-- start of EXTRACTED ENTRIES --

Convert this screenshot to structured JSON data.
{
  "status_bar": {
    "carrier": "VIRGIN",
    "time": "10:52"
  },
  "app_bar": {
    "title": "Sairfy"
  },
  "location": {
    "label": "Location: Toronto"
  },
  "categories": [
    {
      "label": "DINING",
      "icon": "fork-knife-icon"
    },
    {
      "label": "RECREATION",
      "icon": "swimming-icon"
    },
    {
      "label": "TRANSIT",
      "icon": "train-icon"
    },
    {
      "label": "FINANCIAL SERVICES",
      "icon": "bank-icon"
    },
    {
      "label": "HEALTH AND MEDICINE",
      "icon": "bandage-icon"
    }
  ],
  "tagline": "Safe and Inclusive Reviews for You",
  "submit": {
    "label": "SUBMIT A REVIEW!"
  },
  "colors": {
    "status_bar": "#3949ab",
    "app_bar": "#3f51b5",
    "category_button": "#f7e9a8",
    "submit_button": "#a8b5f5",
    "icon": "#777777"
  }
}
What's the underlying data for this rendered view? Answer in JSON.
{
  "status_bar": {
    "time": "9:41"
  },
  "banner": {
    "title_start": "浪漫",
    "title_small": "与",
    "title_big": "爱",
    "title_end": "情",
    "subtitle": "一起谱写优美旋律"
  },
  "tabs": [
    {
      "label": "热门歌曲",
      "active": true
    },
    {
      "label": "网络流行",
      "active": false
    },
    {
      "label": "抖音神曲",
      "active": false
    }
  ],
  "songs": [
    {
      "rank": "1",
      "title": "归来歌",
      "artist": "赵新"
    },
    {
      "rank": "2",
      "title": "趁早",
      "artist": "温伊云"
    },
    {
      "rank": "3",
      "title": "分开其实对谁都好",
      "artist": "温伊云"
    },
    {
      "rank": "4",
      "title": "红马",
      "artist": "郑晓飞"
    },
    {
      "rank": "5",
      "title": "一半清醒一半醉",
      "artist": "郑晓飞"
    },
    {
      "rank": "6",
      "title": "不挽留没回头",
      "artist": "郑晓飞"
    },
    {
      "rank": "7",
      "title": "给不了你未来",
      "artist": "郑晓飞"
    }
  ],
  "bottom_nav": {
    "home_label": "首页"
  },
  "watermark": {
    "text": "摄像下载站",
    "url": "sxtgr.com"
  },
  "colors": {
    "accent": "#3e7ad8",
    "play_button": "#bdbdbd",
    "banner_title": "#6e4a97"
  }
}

-- end of EXTRACTED ENTRIES --

- **EXERCISE AIM**
Say, as a bare number, how many lines in the entries above include the string "rank".

- **RESPONSE TO THIS TASK**
7